_Challenge_: Reproduce, without any changes, the lines of the records between the line holding "delete-button[interactable] xyxy=(343,390,373,419)" and the line holding "pencil-icon xyxy=(322,231,335,244)", inclusive.

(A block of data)
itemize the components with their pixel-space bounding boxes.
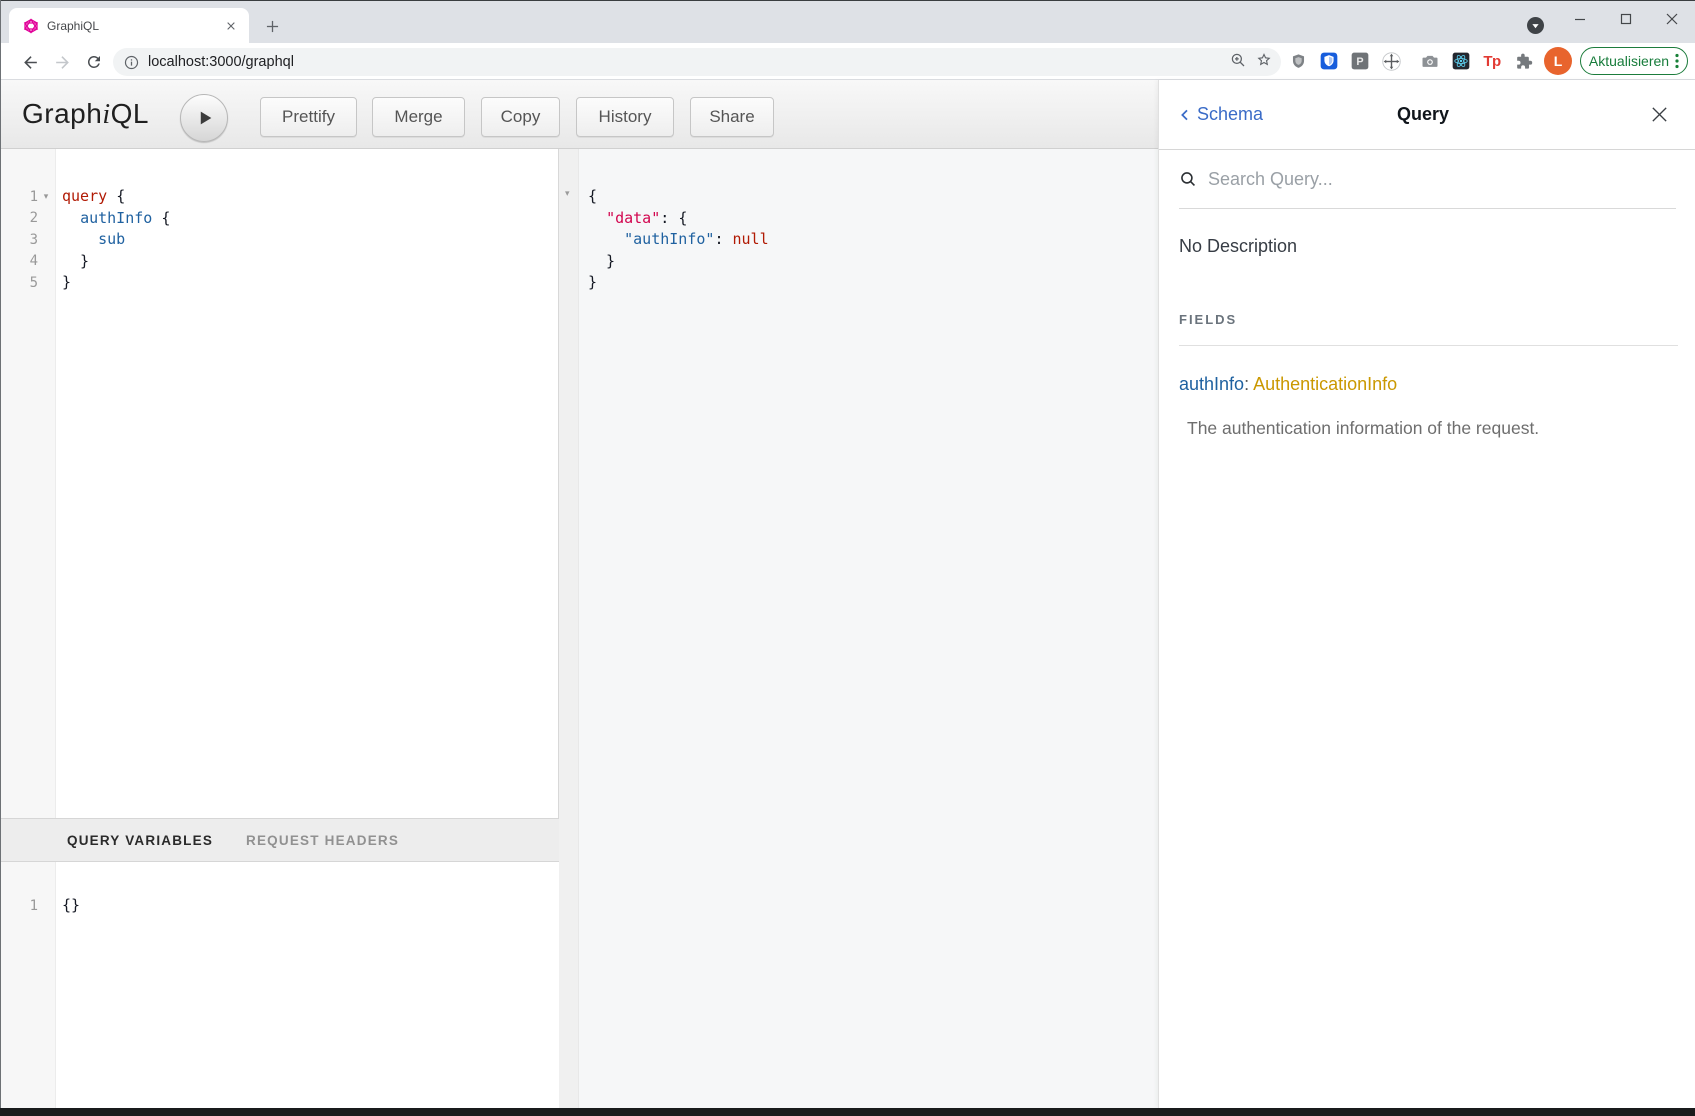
url-text[interactable]: localhost:3000/graphql	[148, 54, 294, 70]
share-button[interactable]: Share	[690, 97, 774, 137]
query-editor-gutter[interactable]: 1▾2345	[0, 149, 56, 818]
ublock-extension-icon[interactable]	[1284, 48, 1312, 74]
react-devtools-extension-icon[interactable]	[1447, 48, 1475, 74]
move-extension-icon[interactable]	[1377, 48, 1405, 74]
doc-explorer-header: Schema Query	[1159, 80, 1695, 150]
play-icon	[193, 107, 215, 129]
field-row: authInfo: AuthenticationInfo	[1179, 374, 1397, 395]
query-pane: 1▾2345 query { authInfo { sub }} QUERY V…	[0, 149, 559, 1108]
fields-section-header: FIELDS	[1179, 312, 1237, 327]
taskbar-edge	[0, 1108, 1695, 1116]
tp-extension-icon[interactable]: Tp	[1478, 48, 1506, 74]
back-chevron-icon	[1177, 107, 1193, 123]
window-top-border	[0, 0, 1695, 1]
extensions-puzzle-icon[interactable]	[1509, 48, 1537, 74]
browser-titlebar: GraphiQL	[0, 0, 1695, 43]
close-icon	[1650, 105, 1669, 124]
doc-close-button[interactable]	[1449, 105, 1669, 124]
back-icon[interactable]	[17, 49, 43, 75]
query-editor[interactable]: 1▾2345 query { authInfo { sub }}	[0, 149, 558, 818]
update-browser-label: Aktualisieren	[1589, 53, 1669, 69]
doc-explorer-title: Query	[1397, 104, 1449, 125]
result-pane[interactable]: ▾ { "data": { "authInfo": null }}	[559, 149, 1158, 1108]
new-tab-icon[interactable]	[259, 13, 285, 39]
field-name-link[interactable]: authInfo	[1179, 374, 1244, 394]
copy-button[interactable]: Copy	[481, 97, 560, 137]
graphql-favicon-icon	[23, 18, 39, 34]
doc-back-link[interactable]: Schema	[1177, 104, 1397, 125]
tab-request-headers[interactable]: REQUEST HEADERS	[246, 833, 399, 848]
forward-icon[interactable]	[49, 49, 75, 75]
bookmark-star-icon[interactable]	[1255, 51, 1273, 74]
field-type-link[interactable]: AuthenticationInfo	[1253, 374, 1397, 394]
execute-query-button[interactable]	[180, 94, 228, 142]
doc-search-input[interactable]	[1208, 169, 1608, 190]
type-description: No Description	[1179, 236, 1297, 257]
field-description: The authentication information of the re…	[1187, 418, 1539, 439]
tab-close-icon[interactable]	[222, 17, 239, 34]
close-window-icon[interactable]	[1649, 2, 1695, 36]
field-separator: :	[1244, 374, 1253, 394]
svg-text:P: P	[1356, 56, 1363, 68]
doc-back-label: Schema	[1197, 104, 1263, 125]
browser-menu-kebab-icon	[1675, 53, 1679, 69]
camera-extension-icon[interactable]	[1416, 48, 1444, 74]
merge-button[interactable]: Merge	[372, 97, 465, 137]
result-fold-arrow-icon[interactable]: ▾	[565, 188, 570, 199]
address-bar[interactable]: localhost:3000/graphql	[113, 48, 1281, 76]
history-button[interactable]: History	[576, 97, 674, 137]
fields-divider	[1179, 345, 1678, 346]
update-browser-button[interactable]: Aktualisieren	[1580, 47, 1688, 75]
variables-editor-code[interactable]: {}	[62, 895, 80, 917]
browser-tab[interactable]: GraphiQL	[9, 8, 249, 43]
graphiql-logo: GraphiQL	[22, 98, 149, 131]
query-editor-code[interactable]: query { authInfo { sub }}	[62, 186, 558, 294]
graphiql-app: GraphiQL Prettify Merge Copy History Sha…	[0, 80, 1695, 1108]
result-code[interactable]: { "data": { "authInfo": null }}	[588, 186, 769, 294]
tab-search-icon[interactable]	[1527, 17, 1544, 34]
p-extension-icon[interactable]: P	[1346, 48, 1374, 74]
bitwarden-extension-icon[interactable]	[1315, 48, 1343, 74]
doc-search-row	[1179, 150, 1676, 209]
minimize-icon[interactable]	[1557, 2, 1603, 36]
search-icon	[1179, 170, 1198, 189]
maximize-icon[interactable]	[1603, 2, 1649, 36]
profile-avatar[interactable]: L	[1544, 47, 1572, 75]
graphiql-topbar: GraphiQL Prettify Merge Copy History Sha…	[0, 80, 1158, 149]
zoom-in-icon[interactable]	[1229, 51, 1247, 74]
browser-navbar: localhost:3000/graphql P Tp	[0, 43, 1695, 80]
result-gutter	[559, 149, 579, 1108]
reload-icon[interactable]	[81, 49, 107, 75]
tab-title: GraphiQL	[47, 19, 99, 33]
variables-editor-gutter[interactable]: 1	[0, 862, 56, 1108]
doc-explorer: Schema Query No Description FIELDS authI…	[1158, 80, 1695, 1108]
info-icon[interactable]	[123, 54, 140, 71]
window-left-border	[0, 0, 1, 1108]
secondary-editor-tabs: QUERY VARIABLES REQUEST HEADERS	[0, 818, 559, 862]
prettify-button[interactable]: Prettify	[260, 97, 357, 137]
tab-query-variables[interactable]: QUERY VARIABLES	[67, 833, 213, 848]
variables-editor[interactable]: 1 {}	[0, 862, 559, 1108]
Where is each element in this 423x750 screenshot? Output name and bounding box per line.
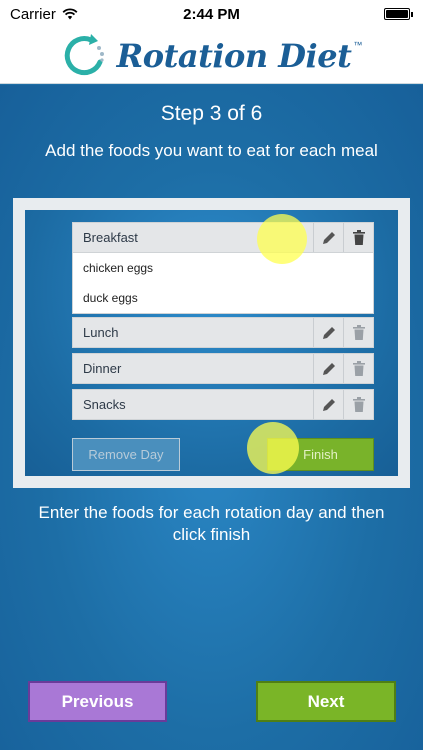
delete-button[interactable] xyxy=(343,390,373,419)
meal-header: Snacks xyxy=(72,389,374,420)
edit-button[interactable] xyxy=(313,390,343,419)
meal-header: Lunch xyxy=(72,317,374,348)
wifi-icon xyxy=(62,8,78,20)
pencil-icon xyxy=(322,326,335,339)
meal-header: Dinner xyxy=(72,353,374,384)
meals-panel: Breakfast chicken eggs duck eggs Lunch D… xyxy=(13,198,410,488)
meal-dinner: Dinner xyxy=(72,353,374,384)
trash-icon xyxy=(352,397,365,412)
pencil-icon xyxy=(322,398,335,411)
meal-breakfast: Breakfast chicken eggs duck eggs xyxy=(72,222,374,314)
pencil-icon xyxy=(322,362,335,375)
remove-day-button[interactable]: Remove Day xyxy=(72,438,180,471)
meal-label: Snacks xyxy=(83,397,126,412)
meals-panel-inner: Breakfast chicken eggs duck eggs Lunch D… xyxy=(25,210,398,476)
food-list: chicken eggs duck eggs xyxy=(72,253,374,314)
status-left: Carrier xyxy=(10,6,78,23)
main-content: Step 3 of 6 Add the foods you want to ea… xyxy=(0,85,423,750)
step-description: Add the foods you want to eat for each m… xyxy=(45,141,378,160)
meal-label: Breakfast xyxy=(83,230,138,245)
rotation-logo-icon xyxy=(64,33,104,75)
delete-button[interactable] xyxy=(343,223,373,252)
instructions-text: Enter the foods for each rotation day an… xyxy=(38,503,385,544)
carrier-label: Carrier xyxy=(10,5,56,23)
trademark-symbol: ™ xyxy=(353,40,363,50)
food-item[interactable]: duck eggs xyxy=(73,283,373,313)
app-header: Rotation Diet ™ xyxy=(0,28,423,84)
delete-button[interactable] xyxy=(343,354,373,383)
step-title: Step 3 of 6 xyxy=(160,102,263,125)
meal-lunch: Lunch xyxy=(72,317,374,348)
edit-button[interactable] xyxy=(313,223,343,252)
trash-icon xyxy=(352,230,365,245)
delete-button[interactable] xyxy=(343,318,373,347)
meal-snacks: Snacks xyxy=(72,389,374,420)
meal-label: Dinner xyxy=(83,361,122,376)
meal-header: Breakfast xyxy=(72,222,374,253)
food-item[interactable]: chicken eggs xyxy=(73,253,373,283)
trash-icon xyxy=(352,325,365,340)
edit-button[interactable] xyxy=(313,318,343,347)
finish-button[interactable]: Finish xyxy=(267,438,374,471)
pencil-icon xyxy=(322,231,335,244)
edit-button[interactable] xyxy=(313,354,343,383)
previous-button[interactable]: Previous xyxy=(28,681,167,722)
app-logo-text: Rotation Diet xyxy=(116,36,352,75)
status-bar: Carrier 2:44 PM xyxy=(0,0,423,28)
meal-label: Lunch xyxy=(83,325,119,340)
trash-icon xyxy=(352,361,365,376)
next-button[interactable]: Next xyxy=(256,681,396,722)
battery-icon xyxy=(384,8,413,20)
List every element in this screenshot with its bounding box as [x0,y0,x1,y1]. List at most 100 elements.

_Complete output_:
delete-button[interactable] xyxy=(343,390,373,419)
meal-header: Snacks xyxy=(72,389,374,420)
edit-button[interactable] xyxy=(313,390,343,419)
meal-header: Lunch xyxy=(72,317,374,348)
wifi-icon xyxy=(62,8,78,20)
pencil-icon xyxy=(322,326,335,339)
meal-header: Dinner xyxy=(72,353,374,384)
meals-panel: Breakfast chicken eggs duck eggs Lunch D… xyxy=(13,198,410,488)
meal-dinner: Dinner xyxy=(72,353,374,384)
trash-icon xyxy=(352,397,365,412)
pencil-icon xyxy=(322,398,335,411)
meal-breakfast: Breakfast chicken eggs duck eggs xyxy=(72,222,374,314)
pencil-icon xyxy=(322,362,335,375)
remove-day-button[interactable]: Remove Day xyxy=(72,438,180,471)
meal-label: Snacks xyxy=(83,397,126,412)
meals-panel-inner: Breakfast chicken eggs duck eggs Lunch D… xyxy=(25,210,398,476)
food-list: chicken eggs duck eggs xyxy=(72,253,374,314)
status-left: Carrier xyxy=(10,6,78,23)
main-content: Step 3 of 6 Add the foods you want to ea… xyxy=(0,85,423,750)
step-description: Add the foods you want to eat for each m… xyxy=(45,141,378,160)
meal-label: Breakfast xyxy=(83,230,138,245)
rotation-logo-icon xyxy=(64,33,104,75)
delete-button[interactable] xyxy=(343,223,373,252)
instructions-text: Enter the foods for each rotation day an… xyxy=(38,503,385,544)
carrier-label: Carrier xyxy=(10,5,56,23)
trademark-symbol: ™ xyxy=(353,40,363,50)
food-item[interactable]: duck eggs xyxy=(73,283,373,313)
app-header: Rotation Diet ™ xyxy=(0,28,423,84)
delete-button[interactable] xyxy=(343,354,373,383)
step-title: Step 3 of 6 xyxy=(160,102,263,125)
meal-lunch: Lunch xyxy=(72,317,374,348)
edit-button[interactable] xyxy=(313,223,343,252)
trash-icon xyxy=(352,230,365,245)
delete-button[interactable] xyxy=(343,318,373,347)
meal-snacks: Snacks xyxy=(72,389,374,420)
meal-label: Dinner xyxy=(83,361,122,376)
meal-header: Breakfast xyxy=(72,222,374,253)
food-item[interactable]: chicken eggs xyxy=(73,253,373,283)
trash-icon xyxy=(352,325,365,340)
edit-button[interactable] xyxy=(313,318,343,347)
finish-button[interactable]: Finish xyxy=(267,438,374,471)
pencil-icon xyxy=(322,231,335,244)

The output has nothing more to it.